_TASK OBJECTIVE_
Write out the data again in full, exactly as it reads.

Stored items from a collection

**********

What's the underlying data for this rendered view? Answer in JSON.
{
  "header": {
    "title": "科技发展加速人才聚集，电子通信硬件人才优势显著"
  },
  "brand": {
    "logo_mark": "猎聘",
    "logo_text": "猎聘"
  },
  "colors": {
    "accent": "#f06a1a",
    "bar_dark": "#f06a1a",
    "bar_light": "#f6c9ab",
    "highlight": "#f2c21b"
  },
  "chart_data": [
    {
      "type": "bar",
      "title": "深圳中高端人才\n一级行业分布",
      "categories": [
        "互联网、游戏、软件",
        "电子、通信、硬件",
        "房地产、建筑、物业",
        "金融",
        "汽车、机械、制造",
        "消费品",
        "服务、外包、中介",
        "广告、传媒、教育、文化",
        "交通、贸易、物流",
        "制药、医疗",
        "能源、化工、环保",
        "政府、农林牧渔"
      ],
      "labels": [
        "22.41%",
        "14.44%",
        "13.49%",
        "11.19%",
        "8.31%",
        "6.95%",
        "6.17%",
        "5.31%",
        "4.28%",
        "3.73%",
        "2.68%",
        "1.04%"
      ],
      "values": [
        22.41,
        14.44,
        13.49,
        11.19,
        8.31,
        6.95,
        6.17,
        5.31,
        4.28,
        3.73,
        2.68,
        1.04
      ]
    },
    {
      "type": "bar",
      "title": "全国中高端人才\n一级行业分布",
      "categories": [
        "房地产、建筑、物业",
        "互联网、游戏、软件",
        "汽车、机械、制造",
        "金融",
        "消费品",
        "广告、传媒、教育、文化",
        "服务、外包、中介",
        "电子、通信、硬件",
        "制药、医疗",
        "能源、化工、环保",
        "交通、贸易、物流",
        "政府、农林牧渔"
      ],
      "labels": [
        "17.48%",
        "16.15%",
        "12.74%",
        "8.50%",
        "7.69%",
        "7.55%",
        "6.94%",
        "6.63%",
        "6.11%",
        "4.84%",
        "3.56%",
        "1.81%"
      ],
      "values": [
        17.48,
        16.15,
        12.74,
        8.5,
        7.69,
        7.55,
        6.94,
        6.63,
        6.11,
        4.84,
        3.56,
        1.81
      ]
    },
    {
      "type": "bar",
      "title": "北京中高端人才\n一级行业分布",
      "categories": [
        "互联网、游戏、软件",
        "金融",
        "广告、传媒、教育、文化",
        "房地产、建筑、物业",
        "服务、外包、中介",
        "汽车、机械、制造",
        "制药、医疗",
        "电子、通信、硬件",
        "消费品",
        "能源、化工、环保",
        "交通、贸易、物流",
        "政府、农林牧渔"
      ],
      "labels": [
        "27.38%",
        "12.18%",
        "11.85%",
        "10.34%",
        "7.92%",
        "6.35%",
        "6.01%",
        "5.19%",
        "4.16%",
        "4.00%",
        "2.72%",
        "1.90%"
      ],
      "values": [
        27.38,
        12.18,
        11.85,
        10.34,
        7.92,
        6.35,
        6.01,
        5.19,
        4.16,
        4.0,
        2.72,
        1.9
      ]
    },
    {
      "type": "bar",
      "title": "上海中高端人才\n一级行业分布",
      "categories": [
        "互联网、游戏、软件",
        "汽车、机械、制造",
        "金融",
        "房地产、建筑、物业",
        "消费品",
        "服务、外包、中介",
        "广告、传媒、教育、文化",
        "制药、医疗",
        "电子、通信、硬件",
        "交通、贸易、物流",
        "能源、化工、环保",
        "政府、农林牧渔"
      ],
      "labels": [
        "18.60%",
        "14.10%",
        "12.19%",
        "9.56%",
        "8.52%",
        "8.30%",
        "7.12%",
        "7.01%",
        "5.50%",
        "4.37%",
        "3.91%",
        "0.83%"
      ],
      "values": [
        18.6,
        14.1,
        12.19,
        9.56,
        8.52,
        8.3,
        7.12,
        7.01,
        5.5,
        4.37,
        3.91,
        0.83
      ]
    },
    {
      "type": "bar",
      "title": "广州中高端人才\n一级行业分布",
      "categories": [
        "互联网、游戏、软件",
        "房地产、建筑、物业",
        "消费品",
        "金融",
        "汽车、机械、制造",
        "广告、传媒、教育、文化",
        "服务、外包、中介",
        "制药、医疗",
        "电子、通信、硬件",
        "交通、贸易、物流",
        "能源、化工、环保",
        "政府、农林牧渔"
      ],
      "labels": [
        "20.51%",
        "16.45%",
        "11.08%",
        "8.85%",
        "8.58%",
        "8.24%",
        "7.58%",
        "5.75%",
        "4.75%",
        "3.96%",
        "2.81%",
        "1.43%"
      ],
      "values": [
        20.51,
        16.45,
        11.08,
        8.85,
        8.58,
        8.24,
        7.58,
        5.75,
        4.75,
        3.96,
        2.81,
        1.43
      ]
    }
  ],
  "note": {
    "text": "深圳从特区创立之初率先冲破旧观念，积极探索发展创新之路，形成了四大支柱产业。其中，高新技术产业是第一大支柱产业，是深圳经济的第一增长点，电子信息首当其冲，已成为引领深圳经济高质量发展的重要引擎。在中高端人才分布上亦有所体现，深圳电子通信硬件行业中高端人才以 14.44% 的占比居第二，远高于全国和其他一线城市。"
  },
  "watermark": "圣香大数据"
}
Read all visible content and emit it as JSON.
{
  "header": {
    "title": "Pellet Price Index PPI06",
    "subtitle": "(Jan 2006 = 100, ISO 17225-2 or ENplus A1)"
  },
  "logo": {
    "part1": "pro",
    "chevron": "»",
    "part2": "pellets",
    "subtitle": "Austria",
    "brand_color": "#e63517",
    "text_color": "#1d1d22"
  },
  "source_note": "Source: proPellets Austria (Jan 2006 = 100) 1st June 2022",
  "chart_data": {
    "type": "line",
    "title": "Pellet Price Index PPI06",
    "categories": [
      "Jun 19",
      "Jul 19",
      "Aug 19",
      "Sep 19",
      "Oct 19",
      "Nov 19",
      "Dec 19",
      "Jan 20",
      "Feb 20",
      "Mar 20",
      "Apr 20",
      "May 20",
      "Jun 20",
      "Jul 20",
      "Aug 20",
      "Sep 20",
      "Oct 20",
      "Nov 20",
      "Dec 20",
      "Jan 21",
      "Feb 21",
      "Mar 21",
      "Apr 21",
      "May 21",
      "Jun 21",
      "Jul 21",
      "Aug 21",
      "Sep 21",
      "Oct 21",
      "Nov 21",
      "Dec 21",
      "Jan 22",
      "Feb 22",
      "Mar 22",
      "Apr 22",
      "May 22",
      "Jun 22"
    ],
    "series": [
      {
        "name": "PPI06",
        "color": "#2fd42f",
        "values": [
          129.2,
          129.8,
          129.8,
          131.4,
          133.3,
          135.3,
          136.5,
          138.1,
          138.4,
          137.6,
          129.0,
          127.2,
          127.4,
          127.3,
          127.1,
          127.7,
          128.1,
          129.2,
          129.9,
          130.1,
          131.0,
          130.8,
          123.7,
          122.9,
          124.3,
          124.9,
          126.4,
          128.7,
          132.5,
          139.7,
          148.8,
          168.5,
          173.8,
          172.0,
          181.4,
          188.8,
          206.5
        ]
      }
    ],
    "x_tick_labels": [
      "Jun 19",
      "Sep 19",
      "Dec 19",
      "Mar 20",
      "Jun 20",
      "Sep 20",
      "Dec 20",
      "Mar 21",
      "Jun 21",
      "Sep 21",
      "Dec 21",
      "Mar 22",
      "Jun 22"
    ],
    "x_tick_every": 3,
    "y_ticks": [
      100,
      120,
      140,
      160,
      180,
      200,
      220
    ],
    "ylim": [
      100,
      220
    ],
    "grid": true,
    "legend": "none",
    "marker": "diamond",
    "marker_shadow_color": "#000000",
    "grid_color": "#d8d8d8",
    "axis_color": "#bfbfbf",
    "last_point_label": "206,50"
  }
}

**********

_EXERCISE SOLUTION_
What's the underlying data for this rendered view? Answer in JSON.
{
  "header": {
    "title": "科技发展加速人才聚集，电子通信硬件人才优势显著"
  },
  "brand": {
    "logo_mark": "猎聘",
    "logo_text": "猎聘"
  },
  "colors": {
    "accent": "#f06a1a",
    "bar_dark": "#f06a1a",
    "bar_light": "#f6c9ab",
    "highlight": "#f2c21b"
  },
  "chart_data": [
    {
      "type": "bar",
      "title": "深圳中高端人才\n一级行业分布",
      "categories": [
        "互联网、游戏、软件",
        "电子、通信、硬件",
        "房地产、建筑、物业",
        "金融",
        "汽车、机械、制造",
        "消费品",
        "服务、外包、中介",
        "广告、传媒、教育、文化",
        "交通、贸易、物流",
        "制药、医疗",
        "能源、化工、环保",
        "政府、农林牧渔"
      ],
      "labels": [
        "22.41%",
        "14.44%",
        "13.49%",
        "11.19%",
        "8.31%",
        "6.95%",
        "6.17%",
        "5.31%",
        "4.28%",
        "3.73%",
        "2.68%",
        "1.04%"
      ],
      "values": [
        22.41,
        14.44,
        13.49,
        11.19,
        8.31,
        6.95,
        6.17,
        5.31,
        4.28,
        3.73,
        2.68,
        1.04
      ]
    },
    {
      "type": "bar",
      "title": "全国中高端人才\n一级行业分布",
      "categories": [
        "房地产、建筑、物业",
        "互联网、游戏、软件",
        "汽车、机械、制造",
        "金融",
        "消费品",
        "广告、传媒、教育、文化",
        "服务、外包、中介",
        "电子、通信、硬件",
        "制药、医疗",
        "能源、化工、环保",
        "交通、贸易、物流",
        "政府、农林牧渔"
      ],
      "labels": [
        "17.48%",
        "16.15%",
        "12.74%",
        "8.50%",
        "7.69%",
        "7.55%",
        "6.94%",
        "6.63%",
        "6.11%",
        "4.84%",
        "3.56%",
        "1.81%"
      ],
      "values": [
        17.48,
        16.15,
        12.74,
        8.5,
        7.69,
        7.55,
        6.94,
        6.63,
        6.11,
        4.84,
        3.56,
        1.81
      ]
    },
    {
      "type": "bar",
      "title": "北京中高端人才\n一级行业分布",
      "categories": [
        "互联网、游戏、软件",
        "金融",
        "广告、传媒、教育、文化",
        "房地产、建筑、物业",
        "服务、外包、中介",
        "汽车、机械、制造",
        "制药、医疗",
        "电子、通信、硬件",
        "消费品",
        "能源、化工、环保",
        "交通、贸易、物流",
        "政府、农林牧渔"
      ],
      "labels": [
        "27.38%",
        "12.18%",
        "11.85%",
        "10.34%",
        "7.92%",
        "6.35%",
        "6.01%",
        "5.19%",
        "4.16%",
        "4.00%",
        "2.72%",
        "1.90%"
      ],
      "values": [
        27.38,
        12.18,
        11.85,
        10.34,
        7.92,
        6.35,
        6.01,
        5.19,
        4.16,
        4.0,
        2.72,
        1.9
      ]
    },
    {
      "type": "bar",
      "title": "上海中高端人才\n一级行业分布",
      "categories": [
        "互联网、游戏、软件",
        "汽车、机械、制造",
        "金融",
        "房地产、建筑、物业",
        "消费品",
        "服务、外包、中介",
        "广告、传媒、教育、文化",
        "制药、医疗",
        "电子、通信、硬件",
        "交通、贸易、物流",
        "能源、化工、环保",
        "政府、农林牧渔"
      ],
      "labels": [
        "18.60%",
        "14.10%",
        "12.19%",
        "9.56%",
        "8.52%",
        "8.30%",
        "7.12%",
        "7.01%",
        "5.50%",
        "4.37%",
        "3.91%",
        "0.83%"
      ],
      "values": [
        18.6,
        14.1,
        12.19,
        9.56,
        8.52,
        8.3,
        7.12,
        7.01,
        5.5,
        4.37,
        3.91,
        0.83
      ]
    },
    {
      "type": "bar",
      "title": "广州中高端人才\n一级行业分布",
      "categories": [
        "互联网、游戏、软件",
        "房地产、建筑、物业",
        "消费品",
        "金融",
        "汽车、机械、制造",
        "广告、传媒、教育、文化",
        "服务、外包、中介",
        "制药、医疗",
        "电子、通信、硬件",
        "交通、贸易、物流",
        "能源、化工、环保",
        "政府、农林牧渔"
      ],
      "labels": [
        "20.51%",
        "16.45%",
        "11.08%",
        "8.85%",
        "8.58%",
        "8.24%",
        "7.58%",
        "5.75%",
        "4.75%",
        "3.96%",
        "2.81%",
        "1.43%"
      ],
      "values": [
        20.51,
        16.45,
        11.08,
        8.85,
        8.58,
        8.24,
        7.58,
        5.75,
        4.75,
        3.96,
        2.81,
        1.43
      ]
    }
  ],
  "note": {
    "text": "深圳从特区创立之初率先冲破旧观念，积极探索发展创新之路，形成了四大支柱产业。其中，高新技术产业是第一大支柱产业，是深圳经济的第一增长点，电子信息首当其冲，已成为引领深圳经济高质量发展的重要引擎。在中高端人才分布上亦有所体现，深圳电子通信硬件行业中高端人才以 14.44% 的占比居第二，远高于全国和其他一线城市。"
  },
  "watermark": "圣香大数据"
}
Read all visible content and emit it as JSON.
{
  "header": {
    "title": "Pellet Price Index PPI06",
    "subtitle": "(Jan 2006 = 100, ISO 17225-2 or ENplus A1)"
  },
  "logo": {
    "part1": "pro",
    "chevron": "»",
    "part2": "pellets",
    "subtitle": "Austria",
    "brand_color": "#e63517",
    "text_color": "#1d1d22"
  },
  "source_note": "Source: proPellets Austria (Jan 2006 = 100) 1st June 2022",
  "chart_data": {
    "type": "line",
    "title": "Pellet Price Index PPI06",
    "categories": [
      "Jun 19",
      "Jul 19",
      "Aug 19",
      "Sep 19",
      "Oct 19",
      "Nov 19",
      "Dec 19",
      "Jan 20",
      "Feb 20",
      "Mar 20",
      "Apr 20",
      "May 20",
      "Jun 20",
      "Jul 20",
      "Aug 20",
      "Sep 20",
      "Oct 20",
      "Nov 20",
      "Dec 20",
      "Jan 21",
      "Feb 21",
      "Mar 21",
      "Apr 21",
      "May 21",
      "Jun 21",
      "Jul 21",
      "Aug 21",
      "Sep 21",
      "Oct 21",
      "Nov 21",
      "Dec 21",
      "Jan 22",
      "Feb 22",
      "Mar 22",
      "Apr 22",
      "May 22",
      "Jun 22"
    ],
    "series": [
      {
        "name": "PPI06",
        "color": "#2fd42f",
        "values": [
          129.2,
          129.8,
          129.8,
          131.4,
          133.3,
          135.3,
          136.5,
          138.1,
          138.4,
          137.6,
          129.0,
          127.2,
          127.4,
          127.3,
          127.1,
          127.7,
          128.1,
          129.2,
          129.9,
          130.1,
          131.0,
          130.8,
          123.7,
          122.9,
          124.3,
          124.9,
          126.4,
          128.7,
          132.5,
          139.7,
          148.8,
          168.5,
          173.8,
          172.0,
          181.4,
          188.8,
          206.5
        ]
      }
    ],
    "x_tick_labels": [
      "Jun 19",
      "Sep 19",
      "Dec 19",
      "Mar 20",
      "Jun 20",
      "Sep 20",
      "Dec 20",
      "Mar 21",
      "Jun 21",
      "Sep 21",
      "Dec 21",
      "Mar 22",
      "Jun 22"
    ],
    "x_tick_every": 3,
    "y_ticks": [
      100,
      120,
      140,
      160,
      180,
      200,
      220
    ],
    "ylim": [
      100,
      220
    ],
    "grid": true,
    "legend": "none",
    "marker": "diamond",
    "marker_shadow_color": "#000000",
    "grid_color": "#d8d8d8",
    "axis_color": "#bfbfbf",
    "last_point_label": "206,50"
  }
}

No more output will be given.